(Dataset entries)
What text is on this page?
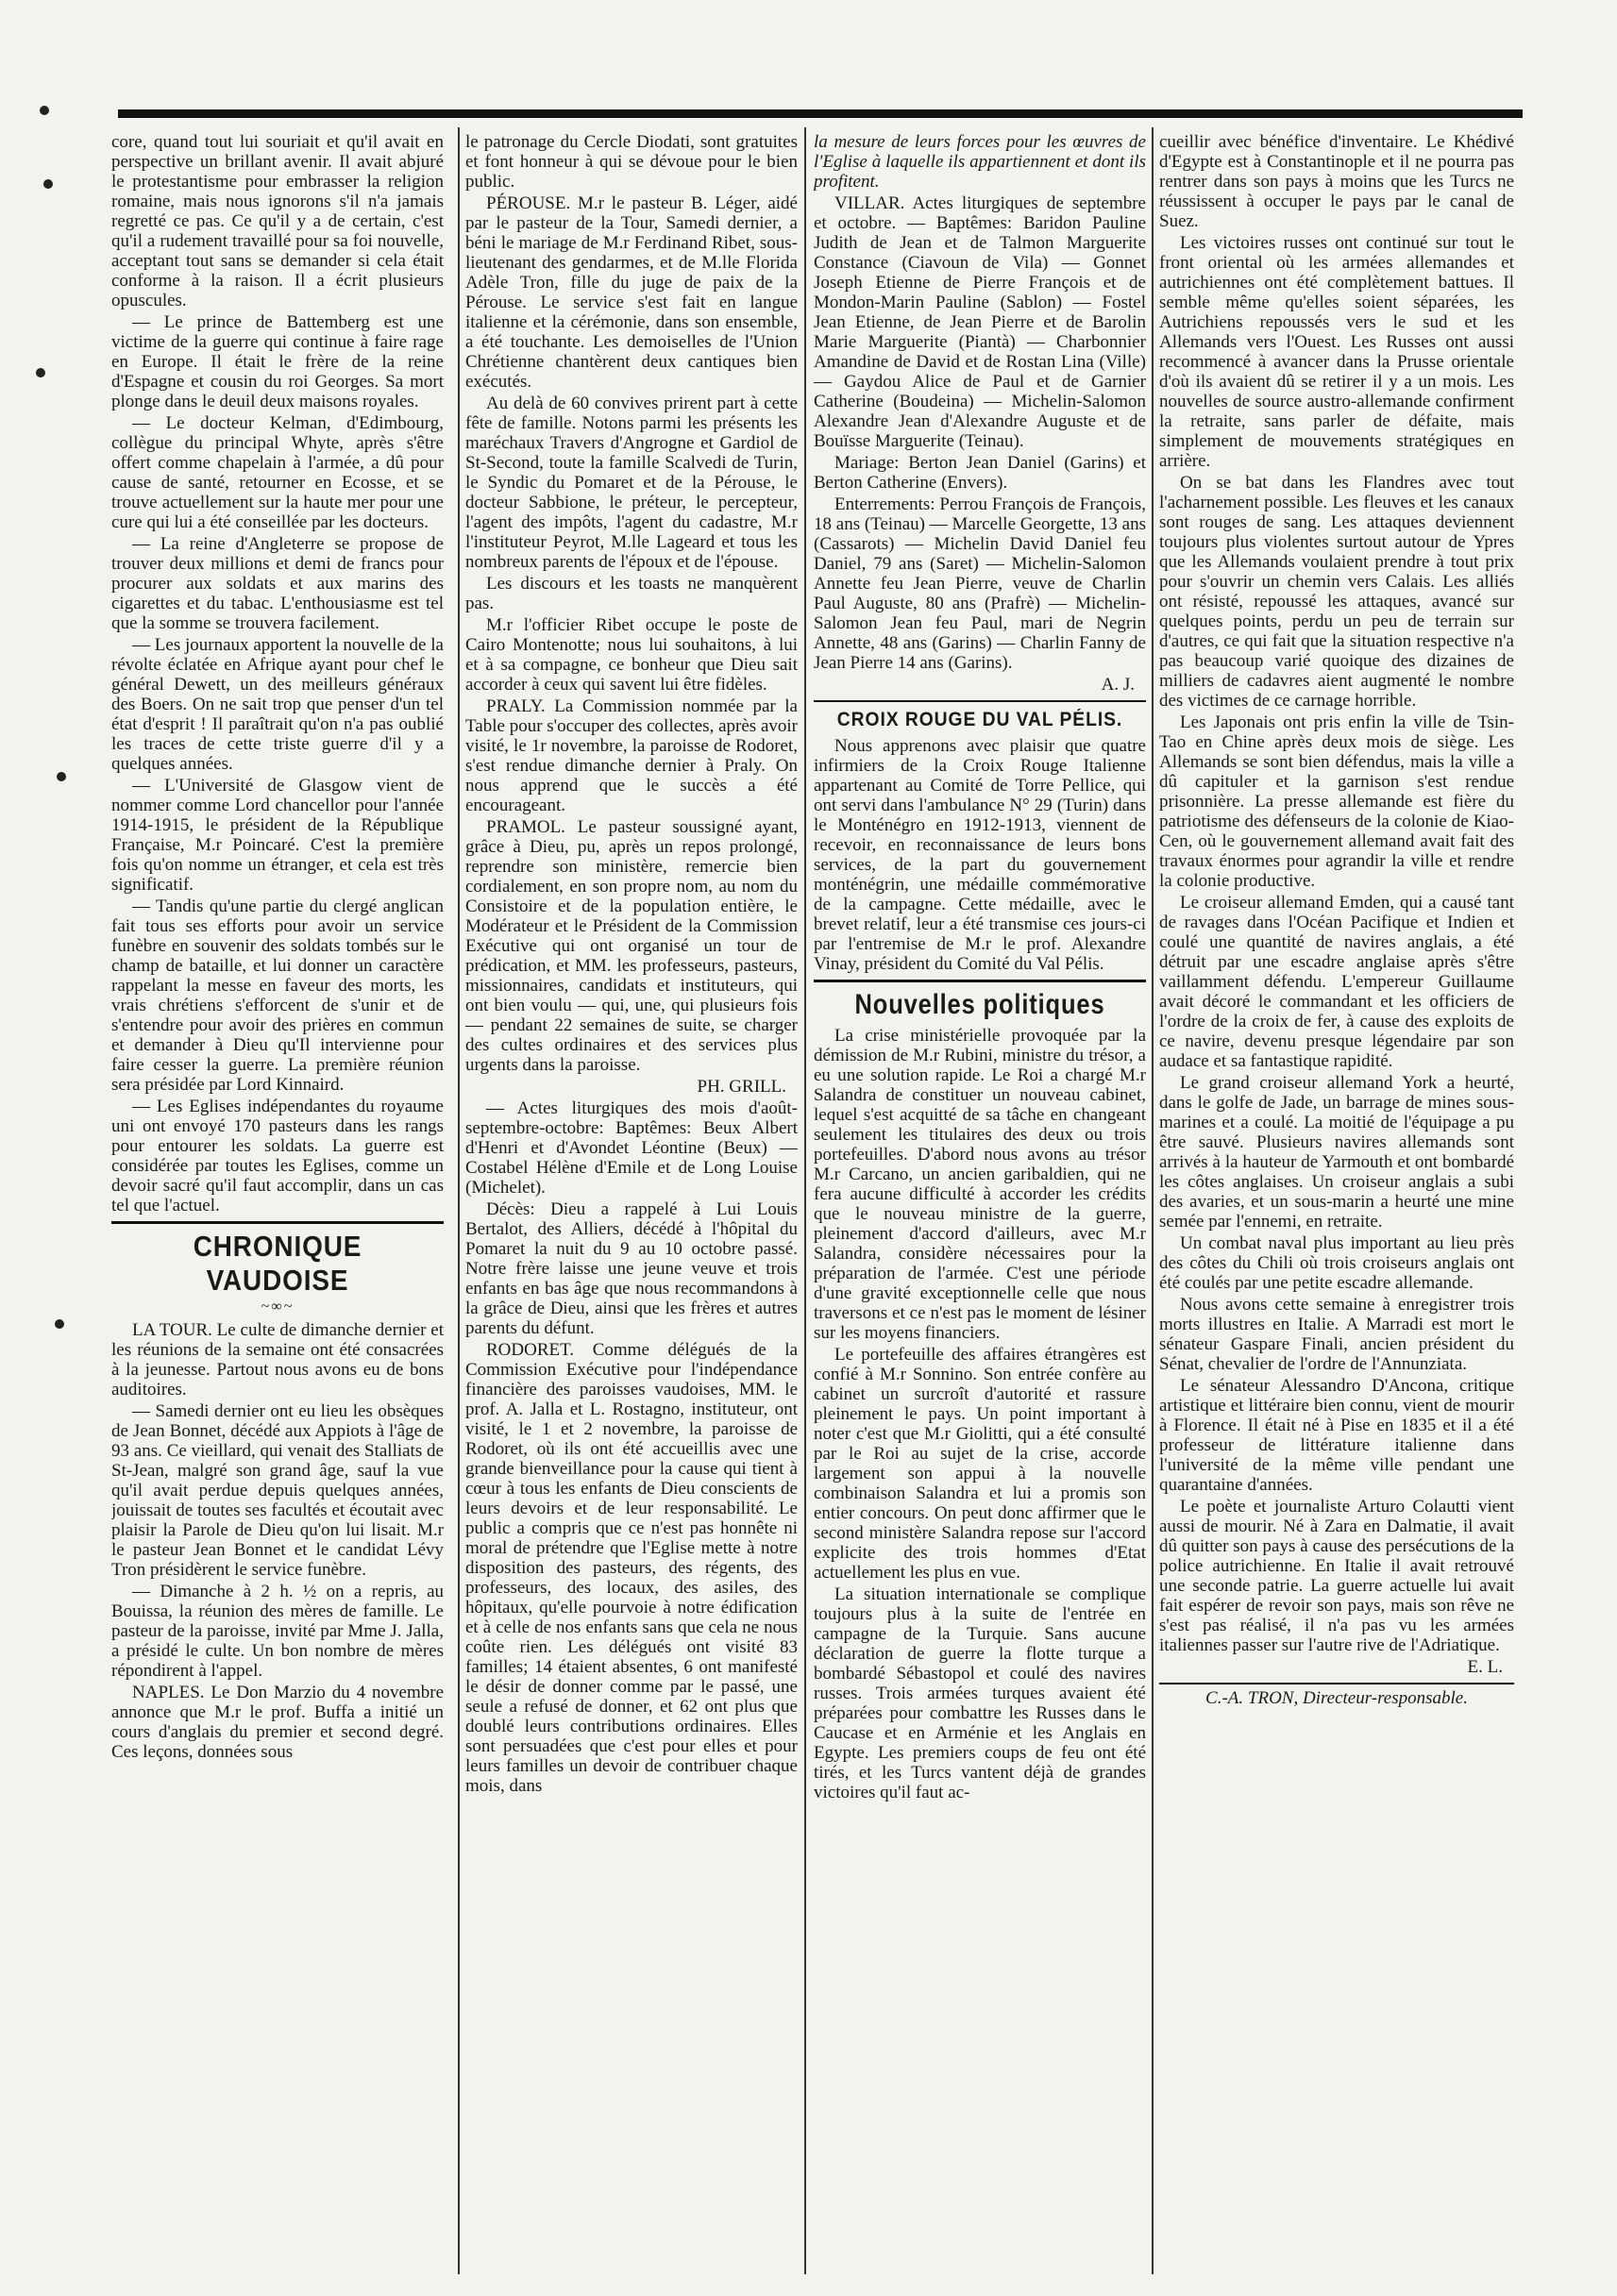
core, quand tout lui souriait et qu'il avait en perspective un brillant avenir. Il avait abjuré le protestantisme pour embrasser la religion romaine, mais nous ignorons s'il n'a jamais regretté ce pas. Ce qu'il y a de certain, c'est qu'il a rudement travaillé pour sa foi nouvelle, acceptant tout sans se demander si cela était conforme à la raison. Il a écrit plusieurs opuscules.

— Le prince de Battemberg est une victime de la guerre qui continue à faire rage en Europe. Il était le frère de la reine d'Espagne et cousin du roi Georges. Sa mort plonge dans le deuil deux maisons royales.

— Le docteur Kelman, d'Edimbourg, collègue du principal Whyte, après s'être offert comme chapelain à l'armée, a dû pour cause de santé, retourner en Ecosse, et se trouve actuellement sur la haute mer pour une cure qui lui a été conseillée par les docteurs.

— La reine d'Angleterre se propose de trouver deux millions et demi de francs pour procurer aux soldats et aux marins des cigarettes et du tabac. L'enthousiasme est tel que la somme se trouvera facilement.

— Les journaux apportent la nouvelle de la révolte éclatée en Afrique ayant pour chef le général Dewett, un des meilleurs généraux des Boers. On ne sait trop que penser d'un tel état d'esprit ! Il paraîtrait qu'on n'a pas oublié les traces de cette triste guerre d'il y a quelques années.

— L'Université de Glasgow vient de nommer comme Lord chancellor pour l'année 1914-1915, le président de la République Française, M.r Poincaré. C'est la première fois qu'on nomme un étranger, et cela est très significatif.

— Tandis qu'une partie du clergé anglican fait tous ses efforts pour avoir un service funèbre en souvenir des soldats tombés sur le champ de bataille, et lui donner un caractère rappelant la messe en faveur des morts, les vrais chrétiens s'efforcent de s'unir et de s'entendre pour avoir des prières en commun et demander à Dieu qu'Il intervienne pour faire cesser la guerre. La première réunion sera présidée par Lord Kinnaird.

— Les Eglises indépendantes du royaume uni ont envoyé 170 pasteurs dans les rangs pour entourer les soldats. La guerre est considérée par toutes les Eglises, comme un devoir sacré qu'il faut accomplir, dans un cas tel que l'actuel.

CHRONIQUE VAUDOISE
~∞~

LA TOUR. Le culte de dimanche dernier et les réunions de la semaine ont été consacrées à la jeunesse. Partout nous avons eu de bons auditoires.

— Samedi dernier ont eu lieu les obsèques de Jean Bonnet, décédé aux Appiots à l'âge de 93 ans. Ce vieillard, qui venait des Stalliats de St-Jean, malgré son grand âge, sauf la vue qu'il avait perdue depuis quelques années, jouissait de toutes ses facultés et écoutait avec plaisir la Parole de Dieu qu'on lui lisait. M.r le pasteur Jean Bonnet et le candidat Lévy Tron présidèrent le service funèbre.

— Dimanche à 2 h. ½ on a repris, au Bouissa, la réunion des mères de famille. Le pasteur de la paroisse, invité par Mme J. Jalla, a présidé le culte. Un bon nombre de mères répondirent à l'appel.

NAPLES. Le Don Marzio du 4 novembre annonce que M.r le prof. Buffa a initié un cours d'anglais du premier et second degré. Ces leçons, données sous

le patronage du Cercle Diodati, sont gratuites et font honneur à qui se dévoue pour le bien public.

PÉROUSE. M.r le pasteur B. Léger, aidé par le pasteur de la Tour, Samedi dernier, a béni le mariage de M.r Ferdinand Ribet, sous-lieutenant des gendarmes, et de M.lle Florida Adèle Tron, fille du juge de paix de la Pérouse. Le service s'est fait en langue italienne et la cérémonie, dans son ensemble, a été touchante. Les demoiselles de l'Union Chrétienne chantèrent deux cantiques bien exécutés.

Au delà de 60 convives prirent part à cette fête de famille. Notons parmi les présents les maréchaux Travers d'Angrogne et Gardiol de St-Second, toute la famille Scalvedi de Turin, le Syndic du Pomaret et de la Pérouse, le docteur Sabbione, le préteur, le percepteur, l'agent des impôts, l'agent du cadastre, M.r l'instituteur Peyrot, M.lle Lageard et tous les nombreux parents de l'époux et de l'épouse.

Les discours et les toasts ne manquèrent pas.

M.r l'officier Ribet occupe le poste de Cairo Montenotte; nous lui souhaitons, à lui et à sa compagne, ce bonheur que Dieu sait accorder à ceux qui savent lui être fidèles.

PRALY. La Commission nommée par la Table pour s'occuper des collectes, après avoir visité, le 1r novembre, la paroisse de Rodoret, s'est rendue dimanche dernier à Praly. On nous apprend que le succès a été encourageant.

PRAMOL. Le pasteur soussigné ayant, grâce à Dieu, pu, après un repos prolongé, reprendre son ministère, remercie bien cordialement, en son propre nom, au nom du Consistoire et de la population entière, le Modérateur et le Président de la Commission Exécutive qui ont organisé un tour de prédication, et MM. les professeurs, pasteurs, missionnaires, candidats et instituteurs, qui ont bien voulu — qui, une, qui plusieurs fois — pendant 22 semaines de suite, se charger des cultes ordinaires et des services plus urgents dans la paroisse.

PH. GRILL.

— Actes liturgiques des mois d'août-septembre-octobre: Baptêmes: Beux Albert d'Henri et d'Avondet Léontine (Beux) — Costabel Hélène d'Emile et de Long Louise (Michelet).

Décès: Dieu a rappelé à Lui Louis Bertalot, des Alliers, décédé à l'hôpital du Pomaret la nuit du 9 au 10 octobre passé. Notre frère laisse une jeune veuve et trois enfants en bas âge que nous recommandons à la grâce de Dieu, ainsi que les frères et autres parents du défunt.

RODORET. Comme délégués de la Commission Exécutive pour l'indépendance financière des paroisses vaudoises, MM. le prof. A. Jalla et L. Rostagno, instituteur, ont visité, le 1 et 2 novembre, la paroisse de Rodoret, où ils ont été accueillis avec une grande bienveillance pour la cause qui tient à cœur à tous les enfants de Dieu conscients de leurs devoirs et de leur responsabilité. Le public a compris que ce n'est pas honnête ni moral de prétendre que l'Eglise mette à notre disposition des pasteurs, des régents, des professeurs, des locaux, des asiles, des hôpitaux, qu'elle pourvoie à notre édification et à celle de nos enfants sans que cela ne nous coûte rien. Les délégués ont visité 83 familles; 14 étaient absentes, 6 ont manifesté le désir de donner comme par le passé, une seule a refusé de donner, et 62 ont plus que doublé leurs contributions ordinaires. Elles sont persuadées que c'est pour elles et pour leurs familles un devoir de contribuer chaque mois, dans

la mesure de leurs forces pour les œuvres de l'Eglise à laquelle ils appartiennent et dont ils profitent.

VILLAR. Actes liturgiques de septembre et octobre. — Baptêmes: Baridon Pauline Judith de Jean et de Talmon Marguerite Constance (Ciavoun de Vila) — Gonnet Joseph Etienne de Pierre François et de Mondon-Marin Pauline (Sablon) — Fostel Jean Etienne, de Jean Pierre et de Barolin Marie Marguerite (Piantà) — Charbonnier Amandine de David et de Rostan Lina (Ville) — Gaydou Alice de Paul et de Garnier Catherine (Boudeina) — Michelin-Salomon Alexandre Jean d'Alexandre Auguste et de Bouïsse Marguerite (Teinau).

Mariage: Berton Jean Daniel (Garins) et Berton Catherine (Envers).

Enterrements: Perrou François de François, 18 ans (Teinau) — Marcelle Georgette, 13 ans (Cassarots) — Michelin David Daniel feu Daniel, 79 ans (Saret) — Michelin-Salomon Annette feu Jean Pierre, veuve de Charlin Paul Auguste, 80 ans (Prafrè) — Michelin-Salomon Jean feu Paul, mari de Negrin Annette, 48 ans (Garins) — Charlin Fanny de Jean Pierre 14 ans (Garins).

A. J.

CROIX ROUGE DU VAL PÉLIS.

Nous apprenons avec plaisir que quatre infirmiers de la Croix Rouge Italienne appartenant au Comité de Torre Pellice, qui ont servi dans l'ambulance N° 29 (Turin) dans le Monténégro en 1912-1913, viennent de recevoir, en reconnaissance de leurs bons services, de la part du gouvernement monténégrin, une médaille commémorative de la campagne. Cette médaille, avec le brevet relatif, leur a été transmise ces jours-ci par l'entremise de M.r le prof. Alexandre Vinay, président du Comité du Val Pélis.

Nouvelles politiques

La crise ministérielle provoquée par la démission de M.r Rubini, ministre du trésor, a eu une solution rapide. Le Roi a chargé M.r Salandra de constituer un nouveau cabinet, lequel s'est acquitté de sa tâche en changeant seulement les titulaires des deux ou trois portefeuilles. D'abord nous avons au trésor M.r Carcano, un ancien garibaldien, qui ne fera aucune difficulté à accorder les crédits que le nouveau ministre de la guerre, pleinement d'accord d'ailleurs, avec M.r Salandra, considère nécessaires pour la préparation de l'armée. C'est une période d'une gravité exceptionnelle celle que nous traversons et ce n'est pas le moment de lésiner sur les moyens financiers.

Le portefeuille des affaires étrangères est confié à M.r Sonnino. Son entrée confère au cabinet un surcroît d'autorité et rassure pleinement le pays. Un point important à noter c'est que M.r Giolitti, qui a été consulté par le Roi au sujet de la crise, accorde largement son appui à la nouvelle combinaison Salandra et lui a promis son entier concours. On peut donc affirmer que le second ministère Salandra repose sur l'accord explicite des trois hommes d'Etat actuellement les plus en vue.

La situation internationale se complique toujours plus à la suite de l'entrée en campagne de la Turquie. Sans aucune déclaration de guerre la flotte turque a bombardé Sébastopol et coulé des navires russes. Trois armées turques avaient été préparées pour combattre les Russes dans le Caucase et en Arménie et les Anglais en Egypte. Les premiers coups de feu ont été tirés, et les Turcs vantent déjà de grandes victoires qu'il faut ac-

cueillir avec bénéfice d'inventaire. Le Khédivé d'Egypte est à Constantinople et il ne pourra pas rentrer dans son pays à moins que les Turcs ne réussissent à occuper le pays par le canal de Suez.

Les victoires russes ont continué sur tout le front oriental où les armées allemandes et autrichiennes ont été complètement battues. Il semble même qu'elles soient séparées, les Autrichiens repoussés vers le sud et les Allemands vers l'Ouest. Les Russes ont aussi recommencé à avancer dans la Prusse orientale d'où ils avaient dû se retirer il y a un mois. Les nouvelles de source austro-allemande confirment la retraite, sans parler de défaite, mais simplement de mouvements stratégiques en arrière.

On se bat dans les Flandres avec tout l'acharnement possible. Les fleuves et les canaux sont rouges de sang. Les attaques deviennent toujours plus violentes surtout autour de Ypres que les Allemands voulaient prendre à tout prix pour s'ouvrir un chemin vers Calais. Les alliés ont résisté, repoussé les attaques, avancé sur quelques points, perdu un peu de terrain sur d'autres, ce qui fait que la situation respective n'a pas beaucoup varié quoique des dizaines de milliers de cadavres aient augmenté le nombre des victimes de ce carnage horrible.

Les Japonais ont pris enfin la ville de Tsin-Tao en Chine après deux mois de siège. Les Allemands se sont bien défendus, mais la ville a dû capituler et la garnison s'est rendue prisonnière. La presse allemande est fière du patriotisme des défenseurs de la colonie de Kiao-Cen, où le gouvernement allemand avait fait des travaux énormes pour agrandir la ville et rendre la colonie productive.

Le croiseur allemand Emden, qui a causé tant de ravages dans l'Océan Pacifique et Indien et coulé une quantité de navires anglais, a été détruit par une escadre anglaise après s'être vaillamment défendu. L'empereur Guillaume avait décoré le commandant et les officiers de l'ordre de la croix de fer, à cause des exploits de ce navire, devenu presque légendaire par son audace et sa fantastique rapidité.

Le grand croiseur allemand York a heurté, dans le golfe de Jade, un barrage de mines sous-marines et a coulé. La moitié de l'équipage a pu être sauvé. Plusieurs navires allemands sont arrivés à la hauteur de Yarmouth et ont bombardé les côtes anglaises. Un croiseur anglais a subi des avaries, et un sous-marin a heurté une mine semée par l'ennemi, en retraite.

Un combat naval plus important au lieu près des côtes du Chili où trois croiseurs anglais ont été coulés par une petite escadre allemande.

Nous avons cette semaine à enregistrer trois morts illustres en Italie. A Marradi est mort le sénateur Gaspare Finali, ancien président du Sénat, chevalier de l'ordre de l'Annunziata.

Le sénateur Alessandro D'Ancona, critique artistique et littéraire bien connu, vient de mourir à Florence. Il était né à Pise en 1835 et il a été professeur de littérature italienne dans l'université de la même ville pendant une quarantaine d'années.

Le poète et journaliste Arturo Colautti vient aussi de mourir. Né à Zara en Dalmatie, il avait dû quitter son pays à cause des persécutions de la police autrichienne. En Italie il avait retrouvé une seconde patrie. La guerre actuelle lui avait fait espérer de revoir son pays, mais son rêve ne s'est pas réalisé, il n'a pas vu les armées italiennes passer sur l'autre rive de l'Adriatique.

E. L.

C.-A. TRON, Directeur-responsable.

### What the task requires
Select all lines in the listing above where the word "avaient" appears, and show them.

### Answer to the task
La situation internationale se complique toujours plus à la suite de l'entrée en campagne de la Turquie. Sans aucune déclaration de guerre la flotte turque a bombardé Sébastopol et coulé des navires russes. Trois armées turques avaient été préparées pour combattre les Russes dans le Caucase et en Arménie et les Anglais en Egypte. Les premiers coups de feu ont été tirés, et les Turcs vantent déjà de grandes victoires qu'il faut ac-
Les victoires russes ont continué sur tout le front oriental où les armées allemandes et autrichiennes ont été complètement battues. Il semble même qu'elles soient séparées, les Autrichiens repoussés vers le sud et les Allemands vers l'Ouest. Les Russes ont aussi recommencé à avancer dans la Prusse orientale d'où ils avaient dû se retirer il y a un mois. Les nouvelles de source austro-allemande confirment la retraite, sans parler de défaite, mais simplement de mouvements stratégiques en arrière.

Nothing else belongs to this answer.